## WHAT YOU WILL DO
Exactly the lines from the one containing "Serialize everything readable" through the final line of the listing are to be retyped, and nothing more.

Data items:
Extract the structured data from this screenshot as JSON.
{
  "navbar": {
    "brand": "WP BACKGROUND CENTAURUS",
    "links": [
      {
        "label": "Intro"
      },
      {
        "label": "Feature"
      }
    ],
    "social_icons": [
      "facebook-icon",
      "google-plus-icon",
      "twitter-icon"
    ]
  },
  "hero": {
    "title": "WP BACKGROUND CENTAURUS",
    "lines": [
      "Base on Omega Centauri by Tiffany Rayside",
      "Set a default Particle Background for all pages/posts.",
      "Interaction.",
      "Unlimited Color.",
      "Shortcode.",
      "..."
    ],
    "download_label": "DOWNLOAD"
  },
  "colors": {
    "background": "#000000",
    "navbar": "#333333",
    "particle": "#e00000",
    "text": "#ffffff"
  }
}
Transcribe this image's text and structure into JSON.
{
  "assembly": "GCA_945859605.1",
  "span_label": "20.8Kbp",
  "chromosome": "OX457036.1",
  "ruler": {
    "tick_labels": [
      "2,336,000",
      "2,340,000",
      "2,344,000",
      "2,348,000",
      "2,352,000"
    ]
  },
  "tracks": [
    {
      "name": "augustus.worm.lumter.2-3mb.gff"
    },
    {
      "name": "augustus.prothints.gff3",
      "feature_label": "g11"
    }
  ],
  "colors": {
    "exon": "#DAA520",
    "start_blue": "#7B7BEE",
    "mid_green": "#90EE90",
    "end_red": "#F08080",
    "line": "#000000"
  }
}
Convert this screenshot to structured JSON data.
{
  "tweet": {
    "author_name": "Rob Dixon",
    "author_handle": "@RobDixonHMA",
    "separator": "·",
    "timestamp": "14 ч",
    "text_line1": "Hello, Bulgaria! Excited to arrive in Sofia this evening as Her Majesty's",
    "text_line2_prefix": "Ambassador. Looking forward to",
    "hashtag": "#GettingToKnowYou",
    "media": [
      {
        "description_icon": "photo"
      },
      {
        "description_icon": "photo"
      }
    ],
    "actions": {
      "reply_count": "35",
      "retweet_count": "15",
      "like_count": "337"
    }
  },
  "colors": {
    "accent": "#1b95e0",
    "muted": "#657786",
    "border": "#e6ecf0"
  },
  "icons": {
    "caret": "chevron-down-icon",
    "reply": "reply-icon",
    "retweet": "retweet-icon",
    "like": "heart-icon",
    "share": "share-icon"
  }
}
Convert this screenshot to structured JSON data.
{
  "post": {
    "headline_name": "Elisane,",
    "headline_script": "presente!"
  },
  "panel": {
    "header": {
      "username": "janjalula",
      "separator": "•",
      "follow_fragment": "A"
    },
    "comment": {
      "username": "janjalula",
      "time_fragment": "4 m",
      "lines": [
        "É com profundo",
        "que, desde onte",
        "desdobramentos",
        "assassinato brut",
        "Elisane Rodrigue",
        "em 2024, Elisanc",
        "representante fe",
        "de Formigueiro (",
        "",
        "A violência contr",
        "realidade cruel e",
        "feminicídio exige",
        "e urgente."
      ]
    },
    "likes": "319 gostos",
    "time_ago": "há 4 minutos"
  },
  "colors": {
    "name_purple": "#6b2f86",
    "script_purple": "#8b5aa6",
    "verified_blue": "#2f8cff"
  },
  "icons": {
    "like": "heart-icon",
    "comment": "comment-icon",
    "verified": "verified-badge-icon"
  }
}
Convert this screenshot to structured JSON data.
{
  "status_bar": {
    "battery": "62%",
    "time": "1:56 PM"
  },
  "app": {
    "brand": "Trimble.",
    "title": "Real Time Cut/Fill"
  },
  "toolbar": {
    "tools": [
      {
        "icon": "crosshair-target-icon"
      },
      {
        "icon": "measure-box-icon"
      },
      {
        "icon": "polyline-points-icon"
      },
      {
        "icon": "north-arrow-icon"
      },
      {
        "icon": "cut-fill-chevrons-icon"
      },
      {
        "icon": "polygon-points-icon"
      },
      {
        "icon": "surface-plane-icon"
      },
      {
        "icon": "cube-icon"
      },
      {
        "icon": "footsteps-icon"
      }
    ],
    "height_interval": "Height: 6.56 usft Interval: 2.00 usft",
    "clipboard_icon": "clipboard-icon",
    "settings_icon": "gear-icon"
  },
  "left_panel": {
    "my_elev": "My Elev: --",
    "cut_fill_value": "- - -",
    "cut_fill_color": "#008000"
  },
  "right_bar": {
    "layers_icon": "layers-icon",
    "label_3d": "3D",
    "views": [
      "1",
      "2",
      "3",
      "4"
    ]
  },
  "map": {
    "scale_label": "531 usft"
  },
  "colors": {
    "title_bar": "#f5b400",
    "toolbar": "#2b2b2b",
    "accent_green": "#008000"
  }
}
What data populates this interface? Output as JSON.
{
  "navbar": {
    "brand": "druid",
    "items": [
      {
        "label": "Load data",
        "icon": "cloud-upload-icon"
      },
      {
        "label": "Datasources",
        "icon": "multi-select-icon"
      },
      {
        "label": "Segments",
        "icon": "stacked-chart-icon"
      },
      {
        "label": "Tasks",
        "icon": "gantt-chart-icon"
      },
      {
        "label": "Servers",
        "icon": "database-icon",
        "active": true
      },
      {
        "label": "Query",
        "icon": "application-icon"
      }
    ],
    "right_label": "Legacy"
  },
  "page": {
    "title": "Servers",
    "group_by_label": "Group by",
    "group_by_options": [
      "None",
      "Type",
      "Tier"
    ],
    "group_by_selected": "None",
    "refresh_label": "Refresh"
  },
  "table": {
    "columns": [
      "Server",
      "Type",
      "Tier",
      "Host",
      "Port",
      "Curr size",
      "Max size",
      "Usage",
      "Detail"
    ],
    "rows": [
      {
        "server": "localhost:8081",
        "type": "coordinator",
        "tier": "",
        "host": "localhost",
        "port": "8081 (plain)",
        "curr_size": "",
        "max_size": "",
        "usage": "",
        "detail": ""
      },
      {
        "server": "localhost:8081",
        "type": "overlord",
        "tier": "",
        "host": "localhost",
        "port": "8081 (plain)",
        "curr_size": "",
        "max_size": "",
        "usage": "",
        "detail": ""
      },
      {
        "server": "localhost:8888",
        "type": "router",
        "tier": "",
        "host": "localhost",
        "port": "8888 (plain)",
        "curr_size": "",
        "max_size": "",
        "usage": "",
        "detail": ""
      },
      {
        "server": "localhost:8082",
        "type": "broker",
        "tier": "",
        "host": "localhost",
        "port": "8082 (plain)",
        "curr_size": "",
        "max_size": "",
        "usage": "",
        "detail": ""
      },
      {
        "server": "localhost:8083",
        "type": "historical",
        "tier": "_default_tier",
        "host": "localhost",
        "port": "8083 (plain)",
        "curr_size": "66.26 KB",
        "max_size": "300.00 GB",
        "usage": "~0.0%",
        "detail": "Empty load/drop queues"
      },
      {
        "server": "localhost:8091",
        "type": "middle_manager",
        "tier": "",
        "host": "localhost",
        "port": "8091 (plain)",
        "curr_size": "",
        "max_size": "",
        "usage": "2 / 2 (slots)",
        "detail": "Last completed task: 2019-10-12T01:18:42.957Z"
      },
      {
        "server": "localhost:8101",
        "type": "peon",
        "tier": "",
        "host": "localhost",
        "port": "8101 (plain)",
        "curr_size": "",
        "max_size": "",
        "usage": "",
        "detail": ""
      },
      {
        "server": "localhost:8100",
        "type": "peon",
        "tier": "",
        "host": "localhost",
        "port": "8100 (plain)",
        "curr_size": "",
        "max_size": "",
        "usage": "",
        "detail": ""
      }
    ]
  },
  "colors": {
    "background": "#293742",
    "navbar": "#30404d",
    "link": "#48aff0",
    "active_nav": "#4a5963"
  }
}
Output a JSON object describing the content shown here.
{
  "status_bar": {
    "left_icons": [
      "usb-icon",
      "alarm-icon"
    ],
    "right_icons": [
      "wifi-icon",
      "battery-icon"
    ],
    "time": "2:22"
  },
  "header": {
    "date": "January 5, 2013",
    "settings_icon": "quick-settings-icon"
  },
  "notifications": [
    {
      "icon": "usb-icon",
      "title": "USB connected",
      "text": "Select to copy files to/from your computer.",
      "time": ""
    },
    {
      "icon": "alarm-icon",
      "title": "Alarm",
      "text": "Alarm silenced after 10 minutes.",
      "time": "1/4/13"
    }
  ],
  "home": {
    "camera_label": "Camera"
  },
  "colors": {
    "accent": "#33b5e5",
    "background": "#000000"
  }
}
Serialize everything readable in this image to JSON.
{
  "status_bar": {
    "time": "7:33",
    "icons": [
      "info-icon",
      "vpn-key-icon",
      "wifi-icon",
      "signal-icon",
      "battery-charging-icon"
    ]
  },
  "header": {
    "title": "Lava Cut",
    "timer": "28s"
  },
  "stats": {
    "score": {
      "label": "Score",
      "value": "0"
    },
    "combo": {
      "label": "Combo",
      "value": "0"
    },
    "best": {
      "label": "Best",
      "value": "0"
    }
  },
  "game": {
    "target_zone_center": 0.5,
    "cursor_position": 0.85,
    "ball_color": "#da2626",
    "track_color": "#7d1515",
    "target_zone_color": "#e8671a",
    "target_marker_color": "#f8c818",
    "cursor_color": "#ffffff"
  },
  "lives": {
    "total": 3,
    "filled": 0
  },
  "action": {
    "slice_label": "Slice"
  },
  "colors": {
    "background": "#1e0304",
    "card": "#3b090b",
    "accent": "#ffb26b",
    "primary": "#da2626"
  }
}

## COMPLETE RESPONSE
Serialize everything readable in this image to JSON.
{
  "status_bar": {
    "time": "7:33",
    "icons": [
      "info-icon",
      "vpn-key-icon",
      "wifi-icon",
      "signal-icon",
      "battery-charging-icon"
    ]
  },
  "header": {
    "title": "Lava Cut",
    "timer": "28s"
  },
  "stats": {
    "score": {
      "label": "Score",
      "value": "0"
    },
    "combo": {
      "label": "Combo",
      "value": "0"
    },
    "best": {
      "label": "Best",
      "value": "0"
    }
  },
  "game": {
    "target_zone_center": 0.5,
    "cursor_position": 0.85,
    "ball_color": "#da2626",
    "track_color": "#7d1515",
    "target_zone_color": "#e8671a",
    "target_marker_color": "#f8c818",
    "cursor_color": "#ffffff"
  },
  "lives": {
    "total": 3,
    "filled": 0
  },
  "action": {
    "slice_label": "Slice"
  },
  "colors": {
    "background": "#1e0304",
    "card": "#3b090b",
    "accent": "#ffb26b",
    "primary": "#da2626"
  }
}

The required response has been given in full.